[対象の本文]

私たちはこの170万人のみなさんが、意欲があるのであれば、働ける状態をなんとかサポートしたいと思っています。

働くお母さんに関する3つの課題

「子育てしながら働きやすい世の中を、共に創る。」ということで、私たちは今年の頭に、働くお母さんに関する調査を実施しました。その調査から3つ課題を抽出しています。

1つ目は、妊娠・出産で辞める方が日本では6割いらっしゃるという事実。第一子出産後にお仕事を辞めた方にアンケートをしましたところ、「辞めたことを後悔していますか?」という質問に対して「後悔している」という方が4割いらっしゃる。「6割は後悔していないじゃないか!」という声もあります。

けれども、「今、(あの時)辞めてなければ良かった」という思いを持っている方が4割いるのであれば、私たちは「それは、なぜそう思うのか?」「なぜ、辞めなければいけなかったのか?」という原因をしっかりと可視化して、課題の解決をしていきたいと思っています。

2つ目、「辞めずに仕事を続けている」あるいは「1回辞めたけれども、もう1回仕事をしている」という方々が、この会場には多くいらっしゃると思います。その方々にアンケートを取りました。すると「育児と仕事の両立がストレスだ」と答える方が8割。

[取り組む課題]
**a.** 働くお母さんの本文から、「私たちはこの170万人のみな」に始まり「いか!」という声もあります。」に至るまでのすべてを、一字一句変えずにそのまま繰り返してもらえますか?
**b.** 働くお母さんの本文は途中で止まっています。最後の文の後に続く部分を書き進めて、仕上げてもらえますか?
データはこの作業には一切関わりません。

[与えられたデータ]
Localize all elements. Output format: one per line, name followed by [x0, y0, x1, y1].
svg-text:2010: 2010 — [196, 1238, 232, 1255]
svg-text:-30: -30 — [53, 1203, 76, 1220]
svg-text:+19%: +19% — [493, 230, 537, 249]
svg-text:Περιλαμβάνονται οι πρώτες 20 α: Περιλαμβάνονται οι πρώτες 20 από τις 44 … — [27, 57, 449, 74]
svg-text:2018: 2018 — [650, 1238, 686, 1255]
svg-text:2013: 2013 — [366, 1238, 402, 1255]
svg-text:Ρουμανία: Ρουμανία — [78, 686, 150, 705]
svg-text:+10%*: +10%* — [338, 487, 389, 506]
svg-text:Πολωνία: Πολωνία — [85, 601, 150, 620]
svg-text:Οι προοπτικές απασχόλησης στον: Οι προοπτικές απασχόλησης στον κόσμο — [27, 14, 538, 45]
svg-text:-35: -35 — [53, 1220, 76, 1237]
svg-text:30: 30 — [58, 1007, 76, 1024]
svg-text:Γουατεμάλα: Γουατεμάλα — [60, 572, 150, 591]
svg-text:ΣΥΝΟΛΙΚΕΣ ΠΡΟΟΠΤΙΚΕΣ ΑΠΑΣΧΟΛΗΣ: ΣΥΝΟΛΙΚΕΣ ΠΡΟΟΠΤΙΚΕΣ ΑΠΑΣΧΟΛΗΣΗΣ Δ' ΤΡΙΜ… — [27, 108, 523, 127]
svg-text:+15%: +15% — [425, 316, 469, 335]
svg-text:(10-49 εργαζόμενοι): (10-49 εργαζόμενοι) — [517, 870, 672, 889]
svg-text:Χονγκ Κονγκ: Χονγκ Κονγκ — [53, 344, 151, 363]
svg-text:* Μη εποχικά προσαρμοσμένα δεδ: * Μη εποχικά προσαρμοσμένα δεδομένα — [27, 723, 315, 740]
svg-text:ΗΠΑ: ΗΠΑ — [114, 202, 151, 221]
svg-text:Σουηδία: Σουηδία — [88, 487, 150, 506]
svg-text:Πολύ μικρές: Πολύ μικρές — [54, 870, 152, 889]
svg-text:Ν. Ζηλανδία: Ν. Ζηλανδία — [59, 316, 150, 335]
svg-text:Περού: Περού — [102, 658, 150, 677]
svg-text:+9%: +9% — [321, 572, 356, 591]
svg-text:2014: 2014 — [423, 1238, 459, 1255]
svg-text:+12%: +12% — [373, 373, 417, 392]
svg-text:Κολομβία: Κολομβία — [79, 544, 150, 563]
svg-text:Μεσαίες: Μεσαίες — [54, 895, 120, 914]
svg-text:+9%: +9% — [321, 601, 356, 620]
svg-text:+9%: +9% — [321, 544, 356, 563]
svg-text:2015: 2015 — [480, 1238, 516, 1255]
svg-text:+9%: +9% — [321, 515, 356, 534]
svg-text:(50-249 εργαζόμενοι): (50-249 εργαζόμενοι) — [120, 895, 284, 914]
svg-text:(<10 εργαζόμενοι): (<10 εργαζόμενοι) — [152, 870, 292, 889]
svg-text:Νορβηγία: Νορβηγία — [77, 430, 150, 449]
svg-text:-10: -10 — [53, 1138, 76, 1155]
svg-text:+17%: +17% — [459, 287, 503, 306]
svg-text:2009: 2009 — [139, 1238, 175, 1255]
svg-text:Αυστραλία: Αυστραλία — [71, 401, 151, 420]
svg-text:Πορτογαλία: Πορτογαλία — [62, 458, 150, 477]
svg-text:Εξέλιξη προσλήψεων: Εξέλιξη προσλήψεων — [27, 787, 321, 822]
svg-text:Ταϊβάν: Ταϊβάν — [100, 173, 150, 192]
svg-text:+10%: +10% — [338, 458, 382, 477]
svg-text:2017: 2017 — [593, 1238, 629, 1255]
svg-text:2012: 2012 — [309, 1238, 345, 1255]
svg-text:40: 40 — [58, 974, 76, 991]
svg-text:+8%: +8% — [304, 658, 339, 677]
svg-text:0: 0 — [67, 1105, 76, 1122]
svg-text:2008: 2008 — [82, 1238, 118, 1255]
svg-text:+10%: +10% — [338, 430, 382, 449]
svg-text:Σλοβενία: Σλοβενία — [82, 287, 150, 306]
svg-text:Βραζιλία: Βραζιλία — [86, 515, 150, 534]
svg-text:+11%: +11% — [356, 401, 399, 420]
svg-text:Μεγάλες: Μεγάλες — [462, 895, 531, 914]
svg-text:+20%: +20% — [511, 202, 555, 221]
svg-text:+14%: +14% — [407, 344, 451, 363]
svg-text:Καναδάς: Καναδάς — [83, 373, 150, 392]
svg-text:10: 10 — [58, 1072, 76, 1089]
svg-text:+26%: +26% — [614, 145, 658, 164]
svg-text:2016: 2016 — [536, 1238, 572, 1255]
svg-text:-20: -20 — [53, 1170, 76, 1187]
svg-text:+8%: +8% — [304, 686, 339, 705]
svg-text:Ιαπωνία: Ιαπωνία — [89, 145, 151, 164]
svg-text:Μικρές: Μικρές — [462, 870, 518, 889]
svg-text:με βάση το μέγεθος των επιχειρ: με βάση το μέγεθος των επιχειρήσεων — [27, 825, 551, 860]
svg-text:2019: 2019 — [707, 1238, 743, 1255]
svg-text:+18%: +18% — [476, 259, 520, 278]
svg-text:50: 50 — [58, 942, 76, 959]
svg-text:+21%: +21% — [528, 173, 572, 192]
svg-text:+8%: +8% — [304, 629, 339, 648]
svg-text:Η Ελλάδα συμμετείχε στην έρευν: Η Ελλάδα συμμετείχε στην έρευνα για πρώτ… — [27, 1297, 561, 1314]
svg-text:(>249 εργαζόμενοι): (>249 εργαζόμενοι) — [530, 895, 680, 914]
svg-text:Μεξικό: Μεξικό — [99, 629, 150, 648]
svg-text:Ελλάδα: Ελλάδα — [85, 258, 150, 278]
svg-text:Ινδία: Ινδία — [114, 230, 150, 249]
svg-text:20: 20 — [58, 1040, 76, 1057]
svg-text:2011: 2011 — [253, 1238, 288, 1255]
* * *
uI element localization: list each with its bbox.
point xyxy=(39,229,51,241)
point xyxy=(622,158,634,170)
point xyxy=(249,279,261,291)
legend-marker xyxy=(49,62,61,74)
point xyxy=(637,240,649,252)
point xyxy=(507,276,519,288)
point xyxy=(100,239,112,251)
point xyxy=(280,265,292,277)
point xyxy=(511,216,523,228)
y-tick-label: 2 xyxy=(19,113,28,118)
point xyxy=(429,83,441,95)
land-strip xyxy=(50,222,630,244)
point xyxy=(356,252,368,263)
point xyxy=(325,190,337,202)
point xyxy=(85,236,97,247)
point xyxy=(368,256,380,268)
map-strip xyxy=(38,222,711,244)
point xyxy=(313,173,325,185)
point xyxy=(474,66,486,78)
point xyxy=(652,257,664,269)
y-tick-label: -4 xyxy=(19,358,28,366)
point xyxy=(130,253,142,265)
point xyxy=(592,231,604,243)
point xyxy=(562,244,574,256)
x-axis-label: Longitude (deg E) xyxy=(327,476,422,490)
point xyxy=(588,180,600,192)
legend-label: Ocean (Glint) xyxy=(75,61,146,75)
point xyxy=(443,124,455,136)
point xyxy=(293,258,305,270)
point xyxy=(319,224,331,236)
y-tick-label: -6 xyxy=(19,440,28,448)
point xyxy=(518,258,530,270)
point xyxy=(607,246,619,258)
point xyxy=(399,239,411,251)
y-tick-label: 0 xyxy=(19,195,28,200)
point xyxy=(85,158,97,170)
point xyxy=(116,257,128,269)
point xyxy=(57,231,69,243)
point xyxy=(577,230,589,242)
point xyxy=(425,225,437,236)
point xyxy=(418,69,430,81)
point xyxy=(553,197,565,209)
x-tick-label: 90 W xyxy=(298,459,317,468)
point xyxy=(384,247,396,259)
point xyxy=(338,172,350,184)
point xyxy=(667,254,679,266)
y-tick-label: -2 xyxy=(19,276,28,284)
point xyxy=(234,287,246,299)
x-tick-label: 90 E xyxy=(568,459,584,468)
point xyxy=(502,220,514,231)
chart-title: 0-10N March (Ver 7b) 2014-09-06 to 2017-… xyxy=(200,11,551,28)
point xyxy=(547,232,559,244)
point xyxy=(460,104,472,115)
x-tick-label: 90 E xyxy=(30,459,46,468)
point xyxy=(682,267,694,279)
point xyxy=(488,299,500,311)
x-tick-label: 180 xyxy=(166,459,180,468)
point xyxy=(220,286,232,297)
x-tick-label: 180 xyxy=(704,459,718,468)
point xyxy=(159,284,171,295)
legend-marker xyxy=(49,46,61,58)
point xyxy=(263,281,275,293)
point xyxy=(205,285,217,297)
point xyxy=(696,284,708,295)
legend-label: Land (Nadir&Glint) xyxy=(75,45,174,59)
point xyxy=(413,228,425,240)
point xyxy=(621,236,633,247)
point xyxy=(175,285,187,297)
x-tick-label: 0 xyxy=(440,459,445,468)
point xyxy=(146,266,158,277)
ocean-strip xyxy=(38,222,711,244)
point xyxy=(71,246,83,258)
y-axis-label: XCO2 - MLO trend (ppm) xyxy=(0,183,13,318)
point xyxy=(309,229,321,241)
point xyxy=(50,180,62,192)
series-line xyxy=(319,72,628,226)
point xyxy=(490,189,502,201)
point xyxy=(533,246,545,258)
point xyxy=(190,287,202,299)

[課題の解答]
**a.**
私たちはこの170万人のみなさんが、意欲があるのであれば、働ける状態をなんとかサポートしたいと思っています。

働くお母さんに関する3つの課題

「子育てしながら働きやすい世の中を、共に創る。」ということで、私たちは今年の頭に、働くお母さんに関する調査を実施しました。その調査から3つ課題を抽出しています。

1つ目は、妊娠・出産で辞める方が日本では6割いらっしゃるという事実。第一子出産後にお仕事を辞めた方にアンケートをしましたところ、「辞めたことを後悔していますか?」という質問に対して「後悔している」という方が4割いらっしゃる。「6割は後悔していないじゃないか!」という声もあります。

**b.**
8割の方がストレスを抱えながら育児と仕事をしている世界を、もはや当たり前だと思う方もいらっしゃるかもしれませんが、「本当にそれが当たり前なのだろうか?」ということを考えて、このことを解決していきたいと思っています。

そして3つ目、「辞めてしまった後、もう一度働きたい」と思った時に働けない方が170万人います。その方々へ「なぜ、働きたいのに働いていないのですか?」と聞いた時、「条件に合う仕事がない」というお答えがとても多いです。

お子様を育てている時「16時までしか働けない」「お迎えに行く」など、いろいろな制約条件があると思います。今の日本はそれらの条件を満たす仕事が少ないという現実がありますので、そのことを解決していきたいと思っています。

「はたらく育児」を当たり前にするためのサービスを

具体的に、どのようなことをやっているのかについてですが、私たち、いろいろな求人メディアや人材派遣のサービスを持っております。その中で、企業の皆様と共に、「短時間の仕事を一緒に作っていきましょう!」ということを呼びかけています。

そして、企業の皆様と共に「短時間でOK!」「16時まででOK!」と言ったお仕事をたくさん作っていきたいと思っています。

その他に、家事支援サービス「casial(カジアル)」というサービスを、今フィジビリティ(実現可能かの検証段階)で展開しています。

また、ブランクが空いてしまい不安でエントリーできない、あるいはエントリーをしたけれど怖くて面接に行けないという方が実は結構いらっしゃいます。

3カ月、4カ月のブランクでも怖くて外に出られなかったり、仕事を始めることがすごく怖くなったりします。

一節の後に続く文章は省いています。